Quote every line of the material beneath this one.
########################################
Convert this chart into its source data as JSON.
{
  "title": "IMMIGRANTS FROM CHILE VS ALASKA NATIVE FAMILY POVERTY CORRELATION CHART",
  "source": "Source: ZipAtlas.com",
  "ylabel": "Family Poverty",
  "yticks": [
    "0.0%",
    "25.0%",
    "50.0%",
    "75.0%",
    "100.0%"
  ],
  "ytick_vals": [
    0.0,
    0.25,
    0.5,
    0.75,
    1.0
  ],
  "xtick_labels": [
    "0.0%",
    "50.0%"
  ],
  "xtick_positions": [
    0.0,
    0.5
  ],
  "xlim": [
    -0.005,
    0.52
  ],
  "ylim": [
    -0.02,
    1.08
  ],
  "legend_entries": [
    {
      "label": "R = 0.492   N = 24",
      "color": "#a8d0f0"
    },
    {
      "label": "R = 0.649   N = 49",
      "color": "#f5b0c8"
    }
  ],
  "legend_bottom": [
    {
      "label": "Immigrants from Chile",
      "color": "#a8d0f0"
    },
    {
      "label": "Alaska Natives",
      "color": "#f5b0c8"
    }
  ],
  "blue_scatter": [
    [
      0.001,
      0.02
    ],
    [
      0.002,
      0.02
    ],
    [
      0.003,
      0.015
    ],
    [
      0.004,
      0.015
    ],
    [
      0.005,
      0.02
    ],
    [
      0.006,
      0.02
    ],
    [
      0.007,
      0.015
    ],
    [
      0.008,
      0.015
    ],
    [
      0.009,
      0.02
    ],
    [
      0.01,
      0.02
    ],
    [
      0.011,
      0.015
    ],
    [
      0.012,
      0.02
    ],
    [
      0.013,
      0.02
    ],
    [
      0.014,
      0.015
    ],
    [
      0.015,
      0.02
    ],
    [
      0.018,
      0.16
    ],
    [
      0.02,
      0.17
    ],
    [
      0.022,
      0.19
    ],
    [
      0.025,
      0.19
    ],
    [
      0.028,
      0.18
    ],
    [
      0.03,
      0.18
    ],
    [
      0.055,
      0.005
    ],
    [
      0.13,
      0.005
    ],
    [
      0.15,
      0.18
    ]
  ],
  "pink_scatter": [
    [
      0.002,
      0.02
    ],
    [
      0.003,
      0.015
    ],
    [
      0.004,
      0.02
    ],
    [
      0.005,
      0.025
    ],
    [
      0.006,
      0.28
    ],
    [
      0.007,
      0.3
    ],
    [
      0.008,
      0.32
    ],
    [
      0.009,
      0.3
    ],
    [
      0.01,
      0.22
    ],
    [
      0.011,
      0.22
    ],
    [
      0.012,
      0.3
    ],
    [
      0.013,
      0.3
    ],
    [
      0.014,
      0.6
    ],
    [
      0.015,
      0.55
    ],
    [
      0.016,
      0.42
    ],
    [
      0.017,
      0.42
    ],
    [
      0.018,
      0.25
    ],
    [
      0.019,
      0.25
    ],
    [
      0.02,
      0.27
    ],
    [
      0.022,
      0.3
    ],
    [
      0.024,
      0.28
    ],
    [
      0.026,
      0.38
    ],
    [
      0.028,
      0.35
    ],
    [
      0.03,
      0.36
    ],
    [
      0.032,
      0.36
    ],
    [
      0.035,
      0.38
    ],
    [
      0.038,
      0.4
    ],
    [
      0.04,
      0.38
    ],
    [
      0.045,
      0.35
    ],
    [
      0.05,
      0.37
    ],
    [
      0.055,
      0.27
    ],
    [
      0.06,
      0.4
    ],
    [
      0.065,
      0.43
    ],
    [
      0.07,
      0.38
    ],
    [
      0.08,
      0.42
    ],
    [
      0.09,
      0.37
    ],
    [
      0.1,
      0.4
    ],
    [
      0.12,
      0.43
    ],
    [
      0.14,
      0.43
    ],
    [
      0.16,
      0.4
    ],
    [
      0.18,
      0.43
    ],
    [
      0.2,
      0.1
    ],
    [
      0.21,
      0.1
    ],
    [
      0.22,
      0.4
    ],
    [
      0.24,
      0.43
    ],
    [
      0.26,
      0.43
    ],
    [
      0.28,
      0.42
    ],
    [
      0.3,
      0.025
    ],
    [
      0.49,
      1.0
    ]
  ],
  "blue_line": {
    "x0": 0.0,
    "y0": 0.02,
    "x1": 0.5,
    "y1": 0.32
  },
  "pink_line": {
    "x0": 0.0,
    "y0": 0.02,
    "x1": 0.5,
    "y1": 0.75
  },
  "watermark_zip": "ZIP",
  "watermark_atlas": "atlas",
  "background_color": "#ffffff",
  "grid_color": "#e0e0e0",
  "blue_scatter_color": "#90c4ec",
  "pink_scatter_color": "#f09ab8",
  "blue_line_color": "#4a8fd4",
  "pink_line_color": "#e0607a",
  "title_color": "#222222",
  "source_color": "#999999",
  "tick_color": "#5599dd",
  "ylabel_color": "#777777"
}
########################################
### [The solution]
Convert this chart into its source data as JSON.
{
  "title": "IMMIGRANTS FROM CHILE VS ALASKA NATIVE FAMILY POVERTY CORRELATION CHART",
  "source": "Source: ZipAtlas.com",
  "ylabel": "Family Poverty",
  "yticks": [
    "0.0%",
    "25.0%",
    "50.0%",
    "75.0%",
    "100.0%"
  ],
  "ytick_vals": [
    0.0,
    0.25,
    0.5,
    0.75,
    1.0
  ],
  "xtick_labels": [
    "0.0%",
    "50.0%"
  ],
  "xtick_positions": [
    0.0,
    0.5
  ],
  "xlim": [
    -0.005,
    0.52
  ],
  "ylim": [
    -0.02,
    1.08
  ],
  "legend_entries": [
    {
      "label": "R = 0.492   N = 24",
      "color": "#a8d0f0"
    },
    {
      "label": "R = 0.649   N = 49",
      "color": "#f5b0c8"
    }
  ],
  "legend_bottom": [
    {
      "label": "Immigrants from Chile",
      "color": "#a8d0f0"
    },
    {
      "label": "Alaska Natives",
      "color": "#f5b0c8"
    }
  ],
  "blue_scatter": [
    [
      0.001,
      0.02
    ],
    [
      0.002,
      0.02
    ],
    [
      0.003,
      0.015
    ],
    [
      0.004,
      0.015
    ],
    [
      0.005,
      0.02
    ],
    [
      0.006,
      0.02
    ],
    [
      0.007,
      0.015
    ],
    [
      0.008,
      0.015
    ],
    [
      0.009,
      0.02
    ],
    [
      0.01,
      0.02
    ],
    [
      0.011,
      0.015
    ],
    [
      0.012,
      0.02
    ],
    [
      0.013,
      0.02
    ],
    [
      0.014,
      0.015
    ],
    [
      0.015,
      0.02
    ],
    [
      0.018,
      0.16
    ],
    [
      0.02,
      0.17
    ],
    [
      0.022,
      0.19
    ],
    [
      0.025,
      0.19
    ],
    [
      0.028,
      0.18
    ],
    [
      0.03,
      0.18
    ],
    [
      0.055,
      0.005
    ],
    [
      0.13,
      0.005
    ],
    [
      0.15,
      0.18
    ]
  ],
  "pink_scatter": [
    [
      0.002,
      0.02
    ],
    [
      0.003,
      0.015
    ],
    [
      0.004,
      0.02
    ],
    [
      0.005,
      0.025
    ],
    [
      0.006,
      0.28
    ],
    [
      0.007,
      0.3
    ],
    [
      0.008,
      0.32
    ],
    [
      0.009,
      0.3
    ],
    [
      0.01,
      0.22
    ],
    [
      0.011,
      0.22
    ],
    [
      0.012,
      0.3
    ],
    [
      0.013,
      0.3
    ],
    [
      0.014,
      0.6
    ],
    [
      0.015,
      0.55
    ],
    [
      0.016,
      0.42
    ],
    [
      0.017,
      0.42
    ],
    [
      0.018,
      0.25
    ],
    [
      0.019,
      0.25
    ],
    [
      0.02,
      0.27
    ],
    [
      0.022,
      0.3
    ],
    [
      0.024,
      0.28
    ],
    [
      0.026,
      0.38
    ],
    [
      0.028,
      0.35
    ],
    [
      0.03,
      0.36
    ],
    [
      0.032,
      0.36
    ],
    [
      0.035,
      0.38
    ],
    [
      0.038,
      0.4
    ],
    [
      0.04,
      0.38
    ],
    [
      0.045,
      0.35
    ],
    [
      0.05,
      0.37
    ],
    [
      0.055,
      0.27
    ],
    [
      0.06,
      0.4
    ],
    [
      0.065,
      0.43
    ],
    [
      0.07,
      0.38
    ],
    [
      0.08,
      0.42
    ],
    [
      0.09,
      0.37
    ],
    [
      0.1,
      0.4
    ],
    [
      0.12,
      0.43
    ],
    [
      0.14,
      0.43
    ],
    [
      0.16,
      0.4
    ],
    [
      0.18,
      0.43
    ],
    [
      0.2,
      0.1
    ],
    [
      0.21,
      0.1
    ],
    [
      0.22,
      0.4
    ],
    [
      0.24,
      0.43
    ],
    [
      0.26,
      0.43
    ],
    [
      0.28,
      0.42
    ],
    [
      0.3,
      0.025
    ],
    [
      0.49,
      1.0
    ]
  ],
  "blue_line": {
    "x0": 0.0,
    "y0": 0.02,
    "x1": 0.5,
    "y1": 0.32
  },
  "pink_line": {
    "x0": 0.0,
    "y0": 0.02,
    "x1": 0.5,
    "y1": 0.75
  },
  "watermark_zip": "ZIP",
  "watermark_atlas": "atlas",
  "background_color": "#ffffff",
  "grid_color": "#e0e0e0",
  "blue_scatter_color": "#90c4ec",
  "pink_scatter_color": "#f09ab8",
  "blue_line_color": "#4a8fd4",
  "pink_line_color": "#e0607a",
  "title_color": "#222222",
  "source_color": "#999999",
  "tick_color": "#5599dd",
  "ylabel_color": "#777777"
}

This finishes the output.